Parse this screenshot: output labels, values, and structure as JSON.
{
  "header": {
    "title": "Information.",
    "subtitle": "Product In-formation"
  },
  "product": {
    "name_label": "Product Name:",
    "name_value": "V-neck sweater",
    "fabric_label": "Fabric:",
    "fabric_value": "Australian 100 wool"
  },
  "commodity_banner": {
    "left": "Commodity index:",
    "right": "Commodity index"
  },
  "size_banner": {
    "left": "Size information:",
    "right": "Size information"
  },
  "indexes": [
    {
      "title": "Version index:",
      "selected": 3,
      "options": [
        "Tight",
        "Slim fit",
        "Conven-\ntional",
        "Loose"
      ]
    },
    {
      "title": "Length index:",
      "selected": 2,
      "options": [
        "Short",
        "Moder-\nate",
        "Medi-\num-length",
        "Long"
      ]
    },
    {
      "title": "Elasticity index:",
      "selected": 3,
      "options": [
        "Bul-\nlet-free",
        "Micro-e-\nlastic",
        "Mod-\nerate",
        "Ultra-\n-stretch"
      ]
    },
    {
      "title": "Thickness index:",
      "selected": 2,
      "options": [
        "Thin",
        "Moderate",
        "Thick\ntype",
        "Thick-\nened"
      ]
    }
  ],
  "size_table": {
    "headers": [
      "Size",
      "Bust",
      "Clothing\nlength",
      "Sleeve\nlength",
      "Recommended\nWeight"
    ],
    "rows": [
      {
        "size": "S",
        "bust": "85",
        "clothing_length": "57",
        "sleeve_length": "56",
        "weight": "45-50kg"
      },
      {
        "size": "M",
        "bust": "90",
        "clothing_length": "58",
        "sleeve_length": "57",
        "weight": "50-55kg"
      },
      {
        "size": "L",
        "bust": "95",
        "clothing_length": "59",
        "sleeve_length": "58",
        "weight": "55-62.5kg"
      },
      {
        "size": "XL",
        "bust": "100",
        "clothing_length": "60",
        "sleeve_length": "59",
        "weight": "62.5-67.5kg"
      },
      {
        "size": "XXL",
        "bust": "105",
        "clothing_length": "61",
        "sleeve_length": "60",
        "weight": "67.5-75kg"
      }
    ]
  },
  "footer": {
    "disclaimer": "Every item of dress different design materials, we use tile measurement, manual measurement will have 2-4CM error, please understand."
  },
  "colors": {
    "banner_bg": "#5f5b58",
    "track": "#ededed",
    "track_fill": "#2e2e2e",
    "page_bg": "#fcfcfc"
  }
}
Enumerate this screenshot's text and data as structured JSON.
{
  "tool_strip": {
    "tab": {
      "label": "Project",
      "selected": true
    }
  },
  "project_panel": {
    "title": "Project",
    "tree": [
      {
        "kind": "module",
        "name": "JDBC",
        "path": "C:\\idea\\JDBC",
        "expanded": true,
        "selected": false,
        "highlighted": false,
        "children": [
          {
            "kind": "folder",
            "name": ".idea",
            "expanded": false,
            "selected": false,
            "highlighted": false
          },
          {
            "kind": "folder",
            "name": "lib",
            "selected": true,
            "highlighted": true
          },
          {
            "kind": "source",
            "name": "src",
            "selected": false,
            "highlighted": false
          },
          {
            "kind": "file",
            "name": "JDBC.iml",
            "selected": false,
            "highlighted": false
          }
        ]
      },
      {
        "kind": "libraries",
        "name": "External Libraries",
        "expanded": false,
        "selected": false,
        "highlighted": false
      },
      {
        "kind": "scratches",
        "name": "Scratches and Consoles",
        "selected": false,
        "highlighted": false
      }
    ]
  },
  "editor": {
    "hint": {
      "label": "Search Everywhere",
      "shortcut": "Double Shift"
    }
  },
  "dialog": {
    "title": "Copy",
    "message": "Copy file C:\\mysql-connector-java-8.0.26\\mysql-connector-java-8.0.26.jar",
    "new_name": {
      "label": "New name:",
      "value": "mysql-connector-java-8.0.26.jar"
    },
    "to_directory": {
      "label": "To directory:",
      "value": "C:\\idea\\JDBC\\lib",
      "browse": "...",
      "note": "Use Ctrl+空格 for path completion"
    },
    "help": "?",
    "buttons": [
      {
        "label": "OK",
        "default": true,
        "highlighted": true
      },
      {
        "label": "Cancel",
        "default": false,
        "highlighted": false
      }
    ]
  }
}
--
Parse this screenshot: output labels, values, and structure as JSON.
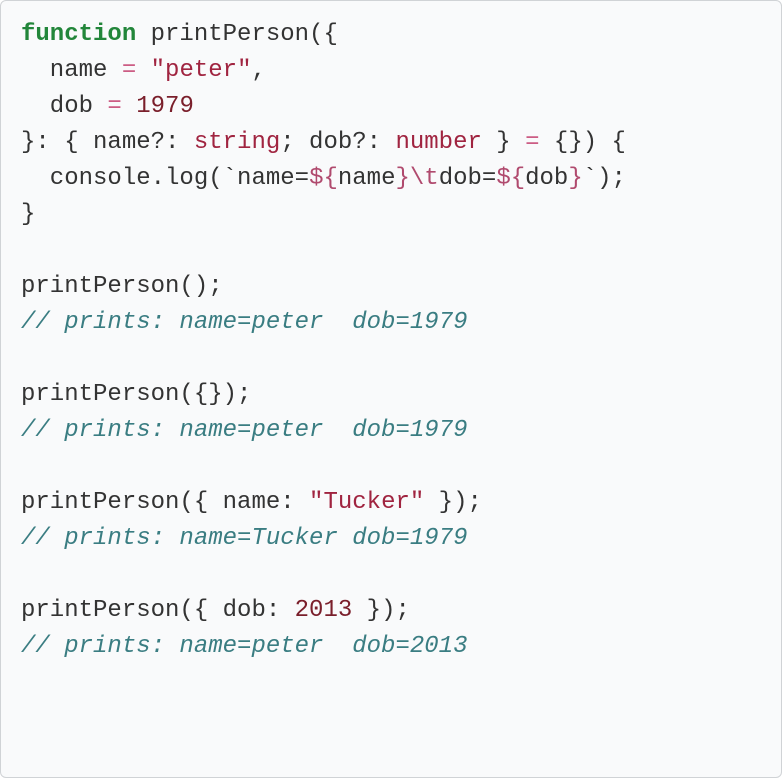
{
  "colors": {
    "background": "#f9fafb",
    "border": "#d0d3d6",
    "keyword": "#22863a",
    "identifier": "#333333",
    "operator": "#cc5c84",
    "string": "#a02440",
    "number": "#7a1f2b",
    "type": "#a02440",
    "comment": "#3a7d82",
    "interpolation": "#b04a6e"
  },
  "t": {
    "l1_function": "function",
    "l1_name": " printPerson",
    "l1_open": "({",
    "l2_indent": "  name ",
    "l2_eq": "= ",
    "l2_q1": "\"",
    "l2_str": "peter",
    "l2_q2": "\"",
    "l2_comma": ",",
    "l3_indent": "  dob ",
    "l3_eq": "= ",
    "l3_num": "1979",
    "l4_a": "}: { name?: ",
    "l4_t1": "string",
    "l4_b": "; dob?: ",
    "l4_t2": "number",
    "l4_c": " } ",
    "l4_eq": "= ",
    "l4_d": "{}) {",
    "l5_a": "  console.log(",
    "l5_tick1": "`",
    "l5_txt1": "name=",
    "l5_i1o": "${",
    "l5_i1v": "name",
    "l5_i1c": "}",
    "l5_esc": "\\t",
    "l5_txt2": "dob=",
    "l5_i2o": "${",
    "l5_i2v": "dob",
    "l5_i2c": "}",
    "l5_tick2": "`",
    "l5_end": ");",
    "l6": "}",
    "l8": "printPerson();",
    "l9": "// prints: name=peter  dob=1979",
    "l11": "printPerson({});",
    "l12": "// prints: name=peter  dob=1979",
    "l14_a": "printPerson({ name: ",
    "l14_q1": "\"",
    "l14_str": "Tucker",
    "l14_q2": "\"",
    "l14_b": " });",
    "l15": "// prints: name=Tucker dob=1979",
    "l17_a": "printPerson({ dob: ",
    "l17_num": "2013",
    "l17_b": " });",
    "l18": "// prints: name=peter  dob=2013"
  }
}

▶ **Challenge**
Extract all lines that hold the word "kind".

▶ **Task output**
        "kind": "module",
            "kind": "folder",
            "kind": "folder",
            "kind": "source",
            "kind": "file",
        "kind": "libraries",
        "kind": "scratches",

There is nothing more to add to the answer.